If a line in the entries includes "kunskapsfrågor", show that line.

==========

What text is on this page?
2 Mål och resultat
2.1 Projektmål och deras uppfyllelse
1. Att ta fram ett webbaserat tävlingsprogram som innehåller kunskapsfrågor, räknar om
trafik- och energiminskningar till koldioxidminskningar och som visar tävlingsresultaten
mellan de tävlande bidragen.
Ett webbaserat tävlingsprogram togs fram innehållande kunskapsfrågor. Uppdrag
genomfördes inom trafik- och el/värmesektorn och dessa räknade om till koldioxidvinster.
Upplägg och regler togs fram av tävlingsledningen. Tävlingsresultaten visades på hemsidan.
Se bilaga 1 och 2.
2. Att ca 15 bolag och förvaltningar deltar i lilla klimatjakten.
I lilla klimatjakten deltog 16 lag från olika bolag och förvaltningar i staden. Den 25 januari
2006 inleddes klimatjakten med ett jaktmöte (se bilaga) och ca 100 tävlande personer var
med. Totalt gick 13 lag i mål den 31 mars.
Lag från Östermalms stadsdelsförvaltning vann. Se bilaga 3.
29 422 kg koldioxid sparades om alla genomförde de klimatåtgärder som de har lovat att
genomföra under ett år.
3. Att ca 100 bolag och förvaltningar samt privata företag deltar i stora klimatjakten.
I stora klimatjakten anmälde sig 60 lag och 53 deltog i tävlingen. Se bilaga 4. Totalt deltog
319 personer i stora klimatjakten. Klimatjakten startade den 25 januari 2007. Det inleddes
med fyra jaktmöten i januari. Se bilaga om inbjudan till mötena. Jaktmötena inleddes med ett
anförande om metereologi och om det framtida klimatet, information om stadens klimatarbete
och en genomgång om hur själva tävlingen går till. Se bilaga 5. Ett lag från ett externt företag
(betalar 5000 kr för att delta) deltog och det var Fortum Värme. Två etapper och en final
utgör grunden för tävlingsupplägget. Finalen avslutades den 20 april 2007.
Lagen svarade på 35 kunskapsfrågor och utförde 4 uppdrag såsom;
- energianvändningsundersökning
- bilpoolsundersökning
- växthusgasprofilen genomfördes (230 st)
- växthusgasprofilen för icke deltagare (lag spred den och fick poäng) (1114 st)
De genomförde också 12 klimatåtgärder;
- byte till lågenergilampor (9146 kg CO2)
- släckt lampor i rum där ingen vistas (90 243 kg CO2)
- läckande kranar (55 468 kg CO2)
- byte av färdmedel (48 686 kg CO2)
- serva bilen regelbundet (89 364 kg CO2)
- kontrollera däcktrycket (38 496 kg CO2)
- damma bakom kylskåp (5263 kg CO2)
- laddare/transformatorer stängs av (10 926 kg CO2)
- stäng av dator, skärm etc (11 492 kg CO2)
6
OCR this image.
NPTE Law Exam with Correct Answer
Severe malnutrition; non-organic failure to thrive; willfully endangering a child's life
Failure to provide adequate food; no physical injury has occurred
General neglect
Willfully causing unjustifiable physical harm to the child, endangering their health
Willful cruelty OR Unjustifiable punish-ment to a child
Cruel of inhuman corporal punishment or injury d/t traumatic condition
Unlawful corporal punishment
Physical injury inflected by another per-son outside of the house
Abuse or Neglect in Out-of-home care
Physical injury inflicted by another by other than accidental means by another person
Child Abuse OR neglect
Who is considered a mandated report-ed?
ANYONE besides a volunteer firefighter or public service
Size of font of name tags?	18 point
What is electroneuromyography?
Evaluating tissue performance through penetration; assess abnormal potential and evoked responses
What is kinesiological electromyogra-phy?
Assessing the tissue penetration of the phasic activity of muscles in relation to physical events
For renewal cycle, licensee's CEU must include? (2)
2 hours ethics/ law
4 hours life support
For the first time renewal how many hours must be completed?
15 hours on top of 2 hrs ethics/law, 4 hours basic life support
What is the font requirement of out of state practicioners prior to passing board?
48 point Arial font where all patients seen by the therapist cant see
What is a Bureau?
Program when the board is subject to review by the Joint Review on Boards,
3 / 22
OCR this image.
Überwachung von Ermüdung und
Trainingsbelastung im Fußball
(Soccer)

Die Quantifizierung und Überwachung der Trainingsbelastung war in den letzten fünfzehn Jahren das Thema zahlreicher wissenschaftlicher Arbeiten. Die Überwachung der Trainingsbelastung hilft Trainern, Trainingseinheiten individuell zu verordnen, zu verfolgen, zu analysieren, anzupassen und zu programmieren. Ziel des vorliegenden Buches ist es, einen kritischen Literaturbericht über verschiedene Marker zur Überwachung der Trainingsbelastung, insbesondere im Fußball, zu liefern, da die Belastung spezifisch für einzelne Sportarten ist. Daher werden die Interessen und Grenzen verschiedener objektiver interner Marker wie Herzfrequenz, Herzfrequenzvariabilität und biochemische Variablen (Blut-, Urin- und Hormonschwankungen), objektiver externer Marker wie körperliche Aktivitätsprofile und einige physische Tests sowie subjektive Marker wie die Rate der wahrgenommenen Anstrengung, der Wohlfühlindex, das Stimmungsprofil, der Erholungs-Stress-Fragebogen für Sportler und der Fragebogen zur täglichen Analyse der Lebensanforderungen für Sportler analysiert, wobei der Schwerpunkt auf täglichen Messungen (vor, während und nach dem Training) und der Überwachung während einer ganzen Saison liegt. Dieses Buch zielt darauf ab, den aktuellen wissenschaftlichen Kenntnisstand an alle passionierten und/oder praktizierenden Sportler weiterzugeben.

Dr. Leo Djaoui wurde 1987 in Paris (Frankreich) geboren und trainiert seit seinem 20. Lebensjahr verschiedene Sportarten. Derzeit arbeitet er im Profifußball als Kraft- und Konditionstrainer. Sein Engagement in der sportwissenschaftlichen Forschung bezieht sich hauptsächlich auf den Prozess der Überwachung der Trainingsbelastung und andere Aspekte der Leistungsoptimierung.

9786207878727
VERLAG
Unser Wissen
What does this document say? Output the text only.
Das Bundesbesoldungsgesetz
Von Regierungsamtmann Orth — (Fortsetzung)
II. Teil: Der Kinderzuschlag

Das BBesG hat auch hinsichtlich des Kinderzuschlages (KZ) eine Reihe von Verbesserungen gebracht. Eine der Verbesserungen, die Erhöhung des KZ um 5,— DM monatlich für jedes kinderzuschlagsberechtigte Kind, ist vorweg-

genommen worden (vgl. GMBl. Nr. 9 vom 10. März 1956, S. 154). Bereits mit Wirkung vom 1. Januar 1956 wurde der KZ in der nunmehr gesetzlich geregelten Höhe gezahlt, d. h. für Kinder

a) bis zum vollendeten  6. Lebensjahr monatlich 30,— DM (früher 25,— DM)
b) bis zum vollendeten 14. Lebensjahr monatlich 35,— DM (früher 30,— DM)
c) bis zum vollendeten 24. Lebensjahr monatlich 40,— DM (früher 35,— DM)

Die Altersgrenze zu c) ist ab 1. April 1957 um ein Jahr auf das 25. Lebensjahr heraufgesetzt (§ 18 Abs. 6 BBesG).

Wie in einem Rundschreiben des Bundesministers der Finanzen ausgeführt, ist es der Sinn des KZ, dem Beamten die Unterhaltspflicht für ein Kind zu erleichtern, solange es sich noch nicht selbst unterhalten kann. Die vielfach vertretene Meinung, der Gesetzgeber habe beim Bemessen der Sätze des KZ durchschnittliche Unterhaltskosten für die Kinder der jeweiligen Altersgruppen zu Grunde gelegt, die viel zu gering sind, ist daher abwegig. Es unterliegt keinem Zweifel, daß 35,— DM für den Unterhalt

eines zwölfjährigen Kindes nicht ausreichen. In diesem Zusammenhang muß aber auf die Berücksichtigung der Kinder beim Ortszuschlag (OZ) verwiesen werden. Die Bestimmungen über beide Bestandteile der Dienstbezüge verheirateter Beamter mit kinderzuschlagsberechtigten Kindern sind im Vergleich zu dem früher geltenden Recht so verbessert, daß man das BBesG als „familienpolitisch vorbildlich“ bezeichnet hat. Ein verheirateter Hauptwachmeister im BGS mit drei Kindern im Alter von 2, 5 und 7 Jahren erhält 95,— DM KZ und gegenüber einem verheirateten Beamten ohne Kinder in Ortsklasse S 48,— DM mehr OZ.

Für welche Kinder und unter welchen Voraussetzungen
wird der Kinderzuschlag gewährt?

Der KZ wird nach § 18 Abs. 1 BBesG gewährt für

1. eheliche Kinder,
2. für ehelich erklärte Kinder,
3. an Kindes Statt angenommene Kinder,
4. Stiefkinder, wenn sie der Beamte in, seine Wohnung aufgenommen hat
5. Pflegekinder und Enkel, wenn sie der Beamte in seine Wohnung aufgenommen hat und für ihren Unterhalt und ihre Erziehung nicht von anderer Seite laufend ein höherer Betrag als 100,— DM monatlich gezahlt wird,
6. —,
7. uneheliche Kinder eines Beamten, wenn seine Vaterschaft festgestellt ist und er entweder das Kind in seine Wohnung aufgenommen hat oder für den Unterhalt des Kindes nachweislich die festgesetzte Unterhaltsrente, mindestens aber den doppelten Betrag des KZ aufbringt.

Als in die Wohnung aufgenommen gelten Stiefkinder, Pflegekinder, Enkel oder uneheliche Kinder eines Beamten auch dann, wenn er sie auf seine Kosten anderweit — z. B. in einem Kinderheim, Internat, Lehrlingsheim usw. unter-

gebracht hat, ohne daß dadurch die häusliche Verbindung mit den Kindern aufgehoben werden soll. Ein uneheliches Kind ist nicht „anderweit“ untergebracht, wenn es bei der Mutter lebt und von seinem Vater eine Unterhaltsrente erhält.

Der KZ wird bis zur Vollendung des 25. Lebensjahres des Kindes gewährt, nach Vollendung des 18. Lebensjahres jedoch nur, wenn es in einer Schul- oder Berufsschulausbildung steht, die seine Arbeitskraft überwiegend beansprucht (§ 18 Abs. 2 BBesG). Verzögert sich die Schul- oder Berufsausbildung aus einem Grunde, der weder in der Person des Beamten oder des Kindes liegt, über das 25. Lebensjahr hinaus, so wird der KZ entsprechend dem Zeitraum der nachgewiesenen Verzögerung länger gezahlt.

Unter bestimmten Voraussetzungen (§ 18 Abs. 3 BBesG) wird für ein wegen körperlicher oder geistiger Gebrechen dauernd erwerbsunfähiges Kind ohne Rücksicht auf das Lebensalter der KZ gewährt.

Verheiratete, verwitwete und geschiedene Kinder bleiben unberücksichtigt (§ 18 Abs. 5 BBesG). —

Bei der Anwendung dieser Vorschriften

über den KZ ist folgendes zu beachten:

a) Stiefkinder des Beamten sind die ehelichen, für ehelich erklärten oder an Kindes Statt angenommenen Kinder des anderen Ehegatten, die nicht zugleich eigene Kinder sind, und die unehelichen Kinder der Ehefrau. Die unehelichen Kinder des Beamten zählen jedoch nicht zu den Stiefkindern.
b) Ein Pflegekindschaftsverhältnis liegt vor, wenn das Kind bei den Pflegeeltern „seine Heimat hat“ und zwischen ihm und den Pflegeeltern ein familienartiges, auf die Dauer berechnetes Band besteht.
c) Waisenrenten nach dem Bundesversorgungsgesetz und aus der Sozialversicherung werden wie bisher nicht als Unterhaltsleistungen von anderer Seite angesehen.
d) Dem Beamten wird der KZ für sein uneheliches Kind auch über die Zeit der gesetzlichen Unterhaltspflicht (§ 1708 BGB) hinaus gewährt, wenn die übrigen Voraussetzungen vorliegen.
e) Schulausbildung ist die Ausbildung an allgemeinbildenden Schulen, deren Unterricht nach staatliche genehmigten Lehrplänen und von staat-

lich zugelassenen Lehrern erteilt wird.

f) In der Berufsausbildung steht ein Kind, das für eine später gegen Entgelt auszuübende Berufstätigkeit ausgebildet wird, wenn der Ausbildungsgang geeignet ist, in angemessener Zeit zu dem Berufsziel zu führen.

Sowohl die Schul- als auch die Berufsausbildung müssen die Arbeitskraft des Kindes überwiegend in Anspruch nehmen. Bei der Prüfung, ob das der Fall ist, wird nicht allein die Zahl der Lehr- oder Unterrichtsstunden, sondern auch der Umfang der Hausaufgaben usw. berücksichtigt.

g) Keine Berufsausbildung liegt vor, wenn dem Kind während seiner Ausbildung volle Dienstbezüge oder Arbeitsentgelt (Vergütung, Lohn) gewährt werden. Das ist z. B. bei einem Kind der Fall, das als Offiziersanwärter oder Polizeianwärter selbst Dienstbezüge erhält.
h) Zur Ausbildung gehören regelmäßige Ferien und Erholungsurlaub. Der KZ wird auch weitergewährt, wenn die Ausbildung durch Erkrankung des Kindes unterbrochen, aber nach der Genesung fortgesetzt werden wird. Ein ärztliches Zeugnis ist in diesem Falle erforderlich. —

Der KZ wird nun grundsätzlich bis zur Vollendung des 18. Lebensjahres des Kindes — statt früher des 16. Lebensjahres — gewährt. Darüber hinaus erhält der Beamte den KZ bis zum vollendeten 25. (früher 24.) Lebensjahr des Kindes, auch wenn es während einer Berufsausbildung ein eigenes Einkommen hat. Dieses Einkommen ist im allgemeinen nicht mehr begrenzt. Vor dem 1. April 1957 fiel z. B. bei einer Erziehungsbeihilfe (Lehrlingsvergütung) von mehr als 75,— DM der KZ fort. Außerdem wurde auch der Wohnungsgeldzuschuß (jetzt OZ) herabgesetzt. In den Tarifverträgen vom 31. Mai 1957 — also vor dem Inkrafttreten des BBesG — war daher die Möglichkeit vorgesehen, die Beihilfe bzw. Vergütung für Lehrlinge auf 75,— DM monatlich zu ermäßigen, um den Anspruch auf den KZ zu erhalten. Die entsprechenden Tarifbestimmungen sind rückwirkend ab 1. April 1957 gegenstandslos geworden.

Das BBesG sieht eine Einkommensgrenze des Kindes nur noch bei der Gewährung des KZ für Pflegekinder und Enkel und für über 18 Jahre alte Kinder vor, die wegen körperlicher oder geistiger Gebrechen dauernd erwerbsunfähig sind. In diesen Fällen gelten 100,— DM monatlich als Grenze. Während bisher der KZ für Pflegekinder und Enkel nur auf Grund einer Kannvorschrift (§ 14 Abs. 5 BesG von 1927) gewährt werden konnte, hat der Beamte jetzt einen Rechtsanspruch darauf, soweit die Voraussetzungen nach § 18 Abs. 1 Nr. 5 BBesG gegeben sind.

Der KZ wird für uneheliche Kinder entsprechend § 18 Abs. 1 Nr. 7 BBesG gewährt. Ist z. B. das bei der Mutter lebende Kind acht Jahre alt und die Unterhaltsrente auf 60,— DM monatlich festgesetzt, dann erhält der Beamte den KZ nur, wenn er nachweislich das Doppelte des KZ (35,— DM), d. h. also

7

==========

• [Written response]
1. Att ta fram ett webbaserat tävlingsprogram som innehåller kunskapsfrågor, räknar om
Ett webbaserat tävlingsprogram togs fram innehållande kunskapsfrågor. Uppdrag
Lagen svarade på 35 kunskapsfrågor och utförde 4 uppdrag såsom;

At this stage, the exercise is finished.